■ **Aim of the task**
Search the listing below for the word "обувь" and copy each line that holds it.

■ **Records supplied**
-=-=-=-=-

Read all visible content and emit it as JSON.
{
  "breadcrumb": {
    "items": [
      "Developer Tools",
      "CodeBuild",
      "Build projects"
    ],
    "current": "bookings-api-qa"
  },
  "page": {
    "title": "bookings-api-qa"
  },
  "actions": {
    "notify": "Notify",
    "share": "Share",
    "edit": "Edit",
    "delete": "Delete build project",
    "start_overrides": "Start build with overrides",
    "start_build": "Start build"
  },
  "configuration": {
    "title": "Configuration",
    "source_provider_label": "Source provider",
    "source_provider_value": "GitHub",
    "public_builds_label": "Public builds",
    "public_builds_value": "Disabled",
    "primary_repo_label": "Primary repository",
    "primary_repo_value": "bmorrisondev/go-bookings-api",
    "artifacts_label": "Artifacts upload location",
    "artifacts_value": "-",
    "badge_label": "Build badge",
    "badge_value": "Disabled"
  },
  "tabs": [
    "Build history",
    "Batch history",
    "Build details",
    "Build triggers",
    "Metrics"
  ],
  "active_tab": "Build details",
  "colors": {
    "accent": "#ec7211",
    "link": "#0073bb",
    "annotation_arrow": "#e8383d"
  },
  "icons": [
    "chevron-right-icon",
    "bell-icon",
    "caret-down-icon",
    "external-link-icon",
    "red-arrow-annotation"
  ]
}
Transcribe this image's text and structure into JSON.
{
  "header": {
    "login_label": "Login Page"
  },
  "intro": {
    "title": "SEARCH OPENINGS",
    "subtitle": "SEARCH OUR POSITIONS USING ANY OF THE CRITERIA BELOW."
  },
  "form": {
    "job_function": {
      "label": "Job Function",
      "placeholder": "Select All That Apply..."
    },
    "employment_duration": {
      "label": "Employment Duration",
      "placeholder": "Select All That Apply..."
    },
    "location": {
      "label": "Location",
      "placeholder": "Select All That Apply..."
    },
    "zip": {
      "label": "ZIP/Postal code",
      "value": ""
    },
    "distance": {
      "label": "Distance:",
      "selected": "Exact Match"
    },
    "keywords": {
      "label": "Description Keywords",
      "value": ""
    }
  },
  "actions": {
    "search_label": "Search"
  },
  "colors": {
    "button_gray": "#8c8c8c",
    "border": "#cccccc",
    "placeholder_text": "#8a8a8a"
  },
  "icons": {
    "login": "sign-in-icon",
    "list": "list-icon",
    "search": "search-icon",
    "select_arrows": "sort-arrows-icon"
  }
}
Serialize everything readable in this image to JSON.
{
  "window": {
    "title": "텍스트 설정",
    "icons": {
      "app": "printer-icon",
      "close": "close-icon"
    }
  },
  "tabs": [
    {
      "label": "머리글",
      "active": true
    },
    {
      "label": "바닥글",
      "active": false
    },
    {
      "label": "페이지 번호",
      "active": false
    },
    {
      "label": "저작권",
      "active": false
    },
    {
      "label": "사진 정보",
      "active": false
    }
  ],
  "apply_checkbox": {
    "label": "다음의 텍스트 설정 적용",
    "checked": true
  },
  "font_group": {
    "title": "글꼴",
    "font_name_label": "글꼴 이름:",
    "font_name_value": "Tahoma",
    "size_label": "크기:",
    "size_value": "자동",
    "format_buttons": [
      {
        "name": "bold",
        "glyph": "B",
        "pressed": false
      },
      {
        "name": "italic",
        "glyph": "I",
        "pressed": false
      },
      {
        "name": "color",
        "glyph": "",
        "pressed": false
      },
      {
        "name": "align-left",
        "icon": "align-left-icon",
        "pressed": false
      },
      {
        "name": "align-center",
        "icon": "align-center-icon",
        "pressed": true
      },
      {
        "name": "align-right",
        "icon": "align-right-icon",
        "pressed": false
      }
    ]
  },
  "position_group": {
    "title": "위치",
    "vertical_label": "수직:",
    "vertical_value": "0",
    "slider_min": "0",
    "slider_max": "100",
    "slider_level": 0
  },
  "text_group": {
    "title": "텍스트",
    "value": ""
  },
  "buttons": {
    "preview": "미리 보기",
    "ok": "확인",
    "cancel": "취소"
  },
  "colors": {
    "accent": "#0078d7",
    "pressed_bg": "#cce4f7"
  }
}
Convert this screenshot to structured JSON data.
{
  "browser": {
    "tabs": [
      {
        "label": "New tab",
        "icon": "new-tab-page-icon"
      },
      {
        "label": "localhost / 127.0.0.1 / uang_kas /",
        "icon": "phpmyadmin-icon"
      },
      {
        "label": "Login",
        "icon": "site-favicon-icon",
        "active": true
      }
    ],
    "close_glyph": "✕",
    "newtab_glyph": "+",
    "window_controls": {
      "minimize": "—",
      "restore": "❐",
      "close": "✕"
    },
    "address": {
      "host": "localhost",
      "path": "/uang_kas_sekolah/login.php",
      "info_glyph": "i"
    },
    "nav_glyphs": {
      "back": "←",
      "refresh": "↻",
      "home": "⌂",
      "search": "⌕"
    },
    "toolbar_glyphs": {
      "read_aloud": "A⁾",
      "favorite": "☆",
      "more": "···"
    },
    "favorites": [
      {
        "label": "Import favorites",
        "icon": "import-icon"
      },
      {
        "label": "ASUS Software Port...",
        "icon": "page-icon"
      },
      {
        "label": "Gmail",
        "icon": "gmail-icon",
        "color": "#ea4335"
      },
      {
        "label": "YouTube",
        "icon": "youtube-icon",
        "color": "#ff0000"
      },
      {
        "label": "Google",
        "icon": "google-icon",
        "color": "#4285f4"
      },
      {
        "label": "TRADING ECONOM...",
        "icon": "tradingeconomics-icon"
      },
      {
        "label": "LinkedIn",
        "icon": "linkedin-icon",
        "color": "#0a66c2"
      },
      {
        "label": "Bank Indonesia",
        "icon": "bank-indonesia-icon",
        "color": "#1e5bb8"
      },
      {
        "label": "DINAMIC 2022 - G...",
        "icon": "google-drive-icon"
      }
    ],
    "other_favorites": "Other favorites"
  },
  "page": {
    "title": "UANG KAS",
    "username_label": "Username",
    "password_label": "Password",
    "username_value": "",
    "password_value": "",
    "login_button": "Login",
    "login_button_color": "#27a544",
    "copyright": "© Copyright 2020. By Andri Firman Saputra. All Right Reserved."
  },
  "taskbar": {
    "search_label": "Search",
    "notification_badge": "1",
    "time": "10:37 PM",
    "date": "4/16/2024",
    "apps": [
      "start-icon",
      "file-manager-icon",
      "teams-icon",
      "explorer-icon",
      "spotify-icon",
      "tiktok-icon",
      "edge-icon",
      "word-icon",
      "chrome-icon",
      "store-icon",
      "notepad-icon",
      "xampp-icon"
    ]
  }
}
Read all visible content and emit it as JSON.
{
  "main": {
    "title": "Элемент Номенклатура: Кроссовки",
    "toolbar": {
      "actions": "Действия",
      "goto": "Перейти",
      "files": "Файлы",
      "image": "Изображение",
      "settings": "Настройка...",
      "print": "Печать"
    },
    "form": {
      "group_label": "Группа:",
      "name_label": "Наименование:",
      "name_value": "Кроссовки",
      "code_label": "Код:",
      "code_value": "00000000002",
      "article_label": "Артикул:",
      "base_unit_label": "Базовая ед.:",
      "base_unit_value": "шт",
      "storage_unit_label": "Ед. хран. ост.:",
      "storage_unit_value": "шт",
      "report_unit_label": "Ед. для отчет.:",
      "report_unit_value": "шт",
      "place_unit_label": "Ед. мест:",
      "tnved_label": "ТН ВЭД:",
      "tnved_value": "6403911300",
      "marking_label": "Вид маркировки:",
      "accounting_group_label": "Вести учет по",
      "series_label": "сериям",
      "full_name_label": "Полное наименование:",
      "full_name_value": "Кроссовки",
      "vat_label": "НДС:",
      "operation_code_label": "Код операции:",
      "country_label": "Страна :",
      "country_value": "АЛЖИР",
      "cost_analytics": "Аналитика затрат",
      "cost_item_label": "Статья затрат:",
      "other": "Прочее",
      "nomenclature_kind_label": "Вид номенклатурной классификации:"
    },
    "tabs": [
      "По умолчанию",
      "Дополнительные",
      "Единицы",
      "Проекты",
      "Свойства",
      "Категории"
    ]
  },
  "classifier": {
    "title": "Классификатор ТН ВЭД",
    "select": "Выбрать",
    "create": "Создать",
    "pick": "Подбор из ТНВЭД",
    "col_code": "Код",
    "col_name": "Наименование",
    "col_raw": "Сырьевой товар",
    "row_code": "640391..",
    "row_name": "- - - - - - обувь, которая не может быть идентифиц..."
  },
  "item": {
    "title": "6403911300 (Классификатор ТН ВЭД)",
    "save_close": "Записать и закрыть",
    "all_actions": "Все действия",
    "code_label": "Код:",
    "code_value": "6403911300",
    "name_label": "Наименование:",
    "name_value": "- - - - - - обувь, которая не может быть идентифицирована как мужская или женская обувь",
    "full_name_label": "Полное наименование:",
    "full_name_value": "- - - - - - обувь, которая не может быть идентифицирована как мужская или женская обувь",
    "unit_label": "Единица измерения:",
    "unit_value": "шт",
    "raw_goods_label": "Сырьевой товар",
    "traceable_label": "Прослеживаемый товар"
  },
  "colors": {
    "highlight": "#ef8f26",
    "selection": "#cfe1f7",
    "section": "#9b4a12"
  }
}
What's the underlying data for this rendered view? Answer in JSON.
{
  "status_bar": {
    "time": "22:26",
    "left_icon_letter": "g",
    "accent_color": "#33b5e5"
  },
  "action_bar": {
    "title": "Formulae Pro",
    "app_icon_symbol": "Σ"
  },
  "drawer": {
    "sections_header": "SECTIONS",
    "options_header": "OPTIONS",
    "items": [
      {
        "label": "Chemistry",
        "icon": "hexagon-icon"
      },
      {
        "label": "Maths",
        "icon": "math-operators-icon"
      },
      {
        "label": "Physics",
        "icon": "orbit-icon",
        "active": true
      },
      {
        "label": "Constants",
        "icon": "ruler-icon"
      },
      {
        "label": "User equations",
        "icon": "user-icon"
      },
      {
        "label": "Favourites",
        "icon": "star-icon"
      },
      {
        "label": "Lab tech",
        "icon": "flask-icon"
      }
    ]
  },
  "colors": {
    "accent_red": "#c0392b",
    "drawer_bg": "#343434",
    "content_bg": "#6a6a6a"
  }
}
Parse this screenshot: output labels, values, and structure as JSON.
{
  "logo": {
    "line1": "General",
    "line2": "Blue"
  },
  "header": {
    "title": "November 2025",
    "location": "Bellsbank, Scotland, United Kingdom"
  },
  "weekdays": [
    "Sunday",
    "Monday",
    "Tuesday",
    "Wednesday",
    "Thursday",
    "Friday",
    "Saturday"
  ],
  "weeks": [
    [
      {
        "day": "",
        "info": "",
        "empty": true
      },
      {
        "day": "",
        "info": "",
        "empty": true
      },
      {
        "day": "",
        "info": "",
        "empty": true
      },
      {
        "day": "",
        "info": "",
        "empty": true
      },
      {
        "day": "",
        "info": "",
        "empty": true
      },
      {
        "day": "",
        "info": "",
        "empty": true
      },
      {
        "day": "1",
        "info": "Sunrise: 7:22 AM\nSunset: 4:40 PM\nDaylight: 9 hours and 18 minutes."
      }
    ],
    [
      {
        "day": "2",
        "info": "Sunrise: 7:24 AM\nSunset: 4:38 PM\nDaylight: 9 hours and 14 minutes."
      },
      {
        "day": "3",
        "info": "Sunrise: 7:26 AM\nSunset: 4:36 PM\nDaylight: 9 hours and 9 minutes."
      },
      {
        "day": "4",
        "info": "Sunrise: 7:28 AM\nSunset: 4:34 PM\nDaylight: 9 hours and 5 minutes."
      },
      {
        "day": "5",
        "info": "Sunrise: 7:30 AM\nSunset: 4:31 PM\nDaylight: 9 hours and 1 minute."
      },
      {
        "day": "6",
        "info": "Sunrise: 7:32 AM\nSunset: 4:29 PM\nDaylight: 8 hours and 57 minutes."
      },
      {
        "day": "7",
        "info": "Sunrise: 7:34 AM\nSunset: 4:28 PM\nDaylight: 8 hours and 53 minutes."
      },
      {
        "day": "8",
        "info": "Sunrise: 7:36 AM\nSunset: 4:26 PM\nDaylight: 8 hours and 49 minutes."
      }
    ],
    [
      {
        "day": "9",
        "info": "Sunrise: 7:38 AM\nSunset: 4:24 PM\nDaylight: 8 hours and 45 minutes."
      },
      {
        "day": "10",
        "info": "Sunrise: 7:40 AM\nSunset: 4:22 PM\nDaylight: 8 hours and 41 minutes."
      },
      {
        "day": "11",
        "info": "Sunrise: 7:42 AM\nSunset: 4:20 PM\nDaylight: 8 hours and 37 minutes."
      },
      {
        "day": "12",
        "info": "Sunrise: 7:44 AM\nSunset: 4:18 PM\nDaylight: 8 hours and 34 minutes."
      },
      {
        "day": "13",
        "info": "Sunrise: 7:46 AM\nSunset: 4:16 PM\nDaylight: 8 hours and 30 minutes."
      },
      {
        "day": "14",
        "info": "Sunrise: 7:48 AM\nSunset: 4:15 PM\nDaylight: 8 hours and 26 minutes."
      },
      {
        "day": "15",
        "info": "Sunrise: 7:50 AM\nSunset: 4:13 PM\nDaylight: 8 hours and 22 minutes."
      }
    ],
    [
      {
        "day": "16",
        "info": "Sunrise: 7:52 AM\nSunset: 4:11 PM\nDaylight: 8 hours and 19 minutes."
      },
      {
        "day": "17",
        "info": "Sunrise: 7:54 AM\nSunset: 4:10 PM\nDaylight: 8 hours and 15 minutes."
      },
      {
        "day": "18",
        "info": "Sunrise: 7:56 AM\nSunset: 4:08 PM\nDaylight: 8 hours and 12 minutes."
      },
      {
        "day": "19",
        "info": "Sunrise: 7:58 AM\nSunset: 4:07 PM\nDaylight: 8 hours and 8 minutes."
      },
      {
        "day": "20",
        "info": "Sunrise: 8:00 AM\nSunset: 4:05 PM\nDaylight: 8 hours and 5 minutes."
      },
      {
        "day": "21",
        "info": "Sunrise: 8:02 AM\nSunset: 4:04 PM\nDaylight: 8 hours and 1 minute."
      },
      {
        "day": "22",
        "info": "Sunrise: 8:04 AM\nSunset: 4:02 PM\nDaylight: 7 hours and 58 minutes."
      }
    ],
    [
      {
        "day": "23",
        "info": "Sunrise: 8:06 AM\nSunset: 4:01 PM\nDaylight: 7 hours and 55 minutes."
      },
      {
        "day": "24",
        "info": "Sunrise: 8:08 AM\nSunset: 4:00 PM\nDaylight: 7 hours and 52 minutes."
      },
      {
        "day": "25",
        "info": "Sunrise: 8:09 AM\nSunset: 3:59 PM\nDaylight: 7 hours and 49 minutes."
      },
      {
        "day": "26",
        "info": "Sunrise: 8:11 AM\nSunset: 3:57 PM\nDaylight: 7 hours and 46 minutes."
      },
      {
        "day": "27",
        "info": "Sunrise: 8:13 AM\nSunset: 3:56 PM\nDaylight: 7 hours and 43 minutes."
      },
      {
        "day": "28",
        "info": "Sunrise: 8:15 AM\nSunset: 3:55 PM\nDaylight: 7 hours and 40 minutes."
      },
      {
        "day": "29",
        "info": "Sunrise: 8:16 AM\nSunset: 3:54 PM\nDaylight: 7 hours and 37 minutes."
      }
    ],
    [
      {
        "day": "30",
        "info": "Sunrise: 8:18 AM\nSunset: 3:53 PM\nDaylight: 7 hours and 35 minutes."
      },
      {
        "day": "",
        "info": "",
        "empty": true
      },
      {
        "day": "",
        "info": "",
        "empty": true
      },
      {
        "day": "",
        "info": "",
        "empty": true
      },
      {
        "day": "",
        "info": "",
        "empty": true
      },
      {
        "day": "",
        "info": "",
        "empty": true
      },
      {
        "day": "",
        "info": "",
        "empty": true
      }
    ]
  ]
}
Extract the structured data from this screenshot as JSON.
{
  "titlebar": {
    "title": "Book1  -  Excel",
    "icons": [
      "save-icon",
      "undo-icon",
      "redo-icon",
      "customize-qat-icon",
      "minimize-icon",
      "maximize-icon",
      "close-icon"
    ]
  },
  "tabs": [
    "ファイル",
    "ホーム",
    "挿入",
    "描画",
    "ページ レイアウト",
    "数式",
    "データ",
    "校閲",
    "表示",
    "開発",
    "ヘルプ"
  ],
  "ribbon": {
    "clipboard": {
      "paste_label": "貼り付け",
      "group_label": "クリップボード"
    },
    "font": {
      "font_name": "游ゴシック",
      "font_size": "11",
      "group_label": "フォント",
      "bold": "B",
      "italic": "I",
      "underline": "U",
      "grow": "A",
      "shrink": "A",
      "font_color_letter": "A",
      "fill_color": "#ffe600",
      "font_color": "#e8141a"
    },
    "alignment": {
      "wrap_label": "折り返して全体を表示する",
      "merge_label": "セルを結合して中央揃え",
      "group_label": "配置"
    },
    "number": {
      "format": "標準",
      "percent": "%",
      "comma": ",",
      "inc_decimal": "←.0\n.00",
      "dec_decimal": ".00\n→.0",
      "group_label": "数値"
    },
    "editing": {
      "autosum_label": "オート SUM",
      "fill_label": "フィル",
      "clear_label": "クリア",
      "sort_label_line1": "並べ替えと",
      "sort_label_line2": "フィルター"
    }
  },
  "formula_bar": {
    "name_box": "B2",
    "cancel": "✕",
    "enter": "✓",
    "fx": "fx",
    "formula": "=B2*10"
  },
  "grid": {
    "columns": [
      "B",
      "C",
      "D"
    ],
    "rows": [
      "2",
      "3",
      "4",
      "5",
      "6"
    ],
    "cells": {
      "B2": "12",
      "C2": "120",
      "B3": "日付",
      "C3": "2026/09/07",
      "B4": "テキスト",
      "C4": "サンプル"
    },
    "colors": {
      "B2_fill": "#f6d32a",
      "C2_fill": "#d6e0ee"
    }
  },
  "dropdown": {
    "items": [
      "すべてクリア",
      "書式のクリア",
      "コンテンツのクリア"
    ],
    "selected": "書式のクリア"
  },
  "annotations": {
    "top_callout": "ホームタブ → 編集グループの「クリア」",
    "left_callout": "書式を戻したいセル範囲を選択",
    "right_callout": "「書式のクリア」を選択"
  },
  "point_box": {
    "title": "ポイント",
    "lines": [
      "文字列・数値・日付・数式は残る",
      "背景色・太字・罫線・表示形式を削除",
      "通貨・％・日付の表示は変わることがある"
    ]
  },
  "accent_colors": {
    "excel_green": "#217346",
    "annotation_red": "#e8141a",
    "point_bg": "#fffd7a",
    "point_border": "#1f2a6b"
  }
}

-=-=-=-=-

■ **Exercise response**
    "row_name": "- - - - - - обувь, которая не может быть идентифиц..."
    "name_value": "- - - - - - обувь, которая не может быть идентифицирована как мужская или женская обувь",
    "full_name_value": "- - - - - - обувь, которая не может быть идентифицирована как мужская или женская обувь",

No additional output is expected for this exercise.